··· Data for processing

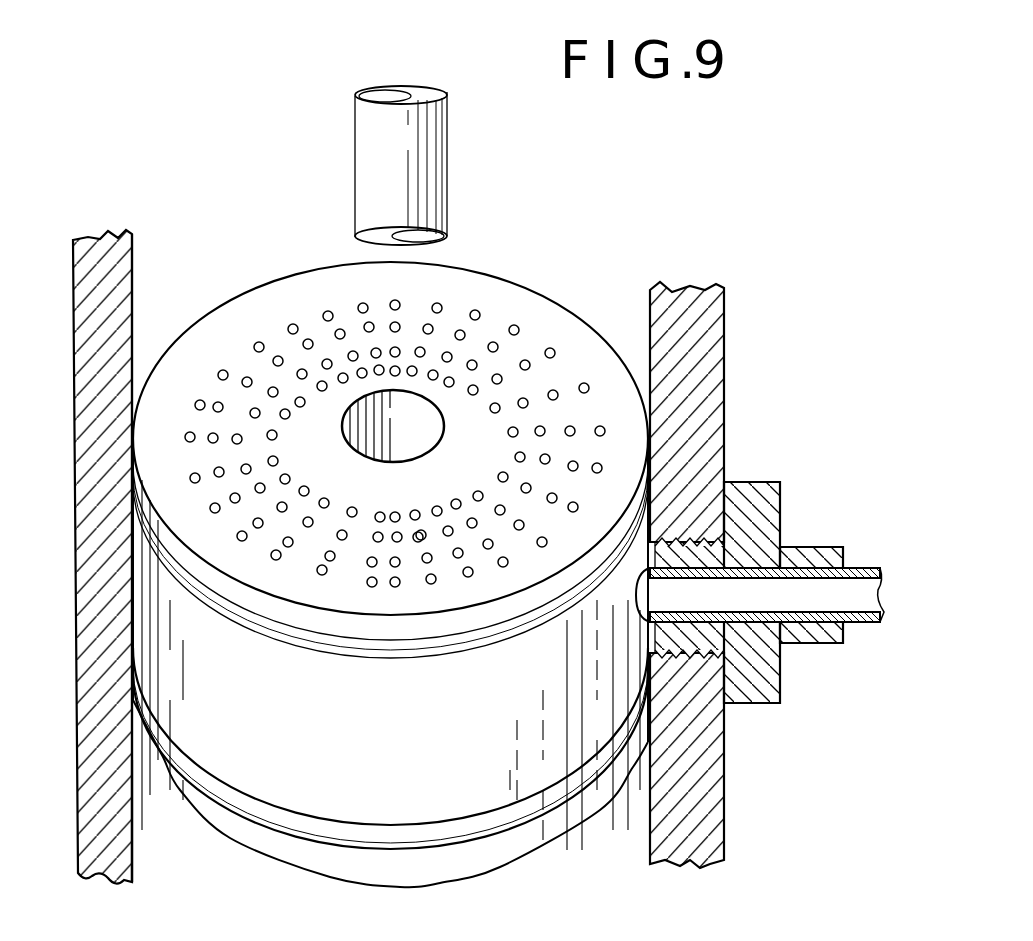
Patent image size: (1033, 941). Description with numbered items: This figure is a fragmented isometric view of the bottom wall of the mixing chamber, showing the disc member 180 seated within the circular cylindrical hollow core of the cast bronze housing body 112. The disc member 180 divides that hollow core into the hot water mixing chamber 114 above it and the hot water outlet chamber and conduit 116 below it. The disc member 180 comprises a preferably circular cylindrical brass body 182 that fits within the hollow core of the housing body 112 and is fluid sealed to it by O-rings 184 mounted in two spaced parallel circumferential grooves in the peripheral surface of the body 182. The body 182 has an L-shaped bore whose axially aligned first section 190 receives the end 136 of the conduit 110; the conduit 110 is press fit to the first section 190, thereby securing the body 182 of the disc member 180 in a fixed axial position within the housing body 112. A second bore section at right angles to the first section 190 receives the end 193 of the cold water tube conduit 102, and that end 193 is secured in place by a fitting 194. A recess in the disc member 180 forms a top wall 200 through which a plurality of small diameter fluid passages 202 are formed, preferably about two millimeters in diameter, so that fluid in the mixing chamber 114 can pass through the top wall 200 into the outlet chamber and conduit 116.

The cold water tube conduit 102 is at (868, 568).
The conduit 110 is at (404, 166).
The housing body 112 is at (73, 290).
The hot water mixing chamber 114 is at (133, 283).
The hot water outlet chamber and conduit 116 is at (133, 848).
The end of conduit 136 is at (352, 242).
The disc member 180 is at (578, 258).
The body 182 is at (470, 880).
The O-rings 184 is at (367, 653).
The first section of bore 190 is at (408, 446).
The end of cold water conduit 193 is at (813, 645).
The fitting 194 is at (780, 482).
The top wall 200 is at (450, 273).
The fluid passages 202 is at (280, 319).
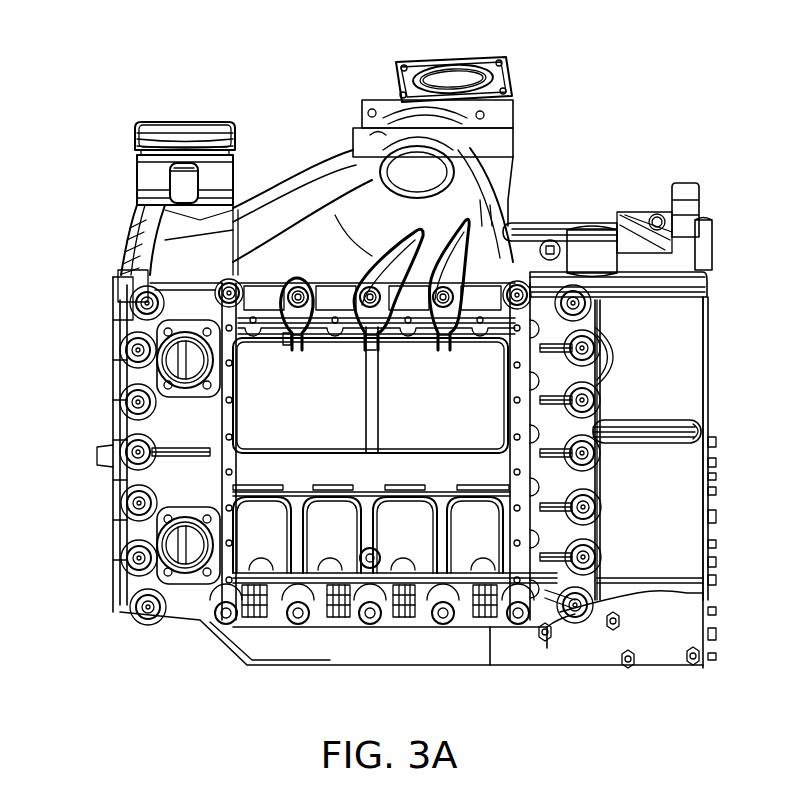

······

=== Aim of the exercise ===
Rewrite all of the data above as a numbered list, one line per item, with no blank lines and no pictures.

=== Written solution ===
1. Patent image size: (1033, 941). Description with numbered items: This figure is a fragmented isometric view of the bottom wall of the mixing chamber, showing the disc member 180 seated within the circular cylindrical hollow core of the cast bronze housing body 112. The disc member 180 divides that hollow core into the hot water mixing chamber 114 above it and the hot water outlet chamber and conduit 116 below it. The disc member 180 comprises a preferably circular cylindrical brass body 182 that fits within the hollow core of the housing body 112 and is fluid sealed to it by O-rings 184 mounted in two spaced parallel circumferential grooves in the peripheral surface of the body 182. The body 182 has an L-shaped bore whose axially aligned first section 190 receives the end 136 of the conduit 110; the conduit 110 is press fit to the first section 190, thereby securing the body 182 of the disc member 180 in a fixed axial position within the housing body 112. A second bore section at right angles to the first section 190 receives the end 193 of the cold water tube conduit 102, and that end 193 is secured in place by a fitting 194. A recess in the disc member 180 forms a top wall 200 through which a plurality of small diameter fluid passages 202 are formed, preferably about two millimeters in diameter, so that fluid in the mixing chamber 114 can pass through the top wall 200 into the outlet chamber and conduit 116.
2. The cold water tube conduit 102 is at (868, 568).
3. The conduit 110 is at (404, 166).
4. The housing body 112 is at (73, 290).
5. The hot water mixing chamber 114 is at (133, 283).
6. The hot water outlet chamber and conduit 116 is at (133, 848).
7. The end of conduit 136 is at (352, 242).
8. The disc member 180 is at (578, 258).
9. The body 182 is at (470, 880).
10. The O-rings 184 is at (367, 653).
11. The first section of bore 190 is at (408, 446).
12. The end of cold water conduit 193 is at (813, 645).
13. The fitting 194 is at (780, 482).
14. The top wall 200 is at (450, 273).
15. The fluid passages 202 is at (280, 319).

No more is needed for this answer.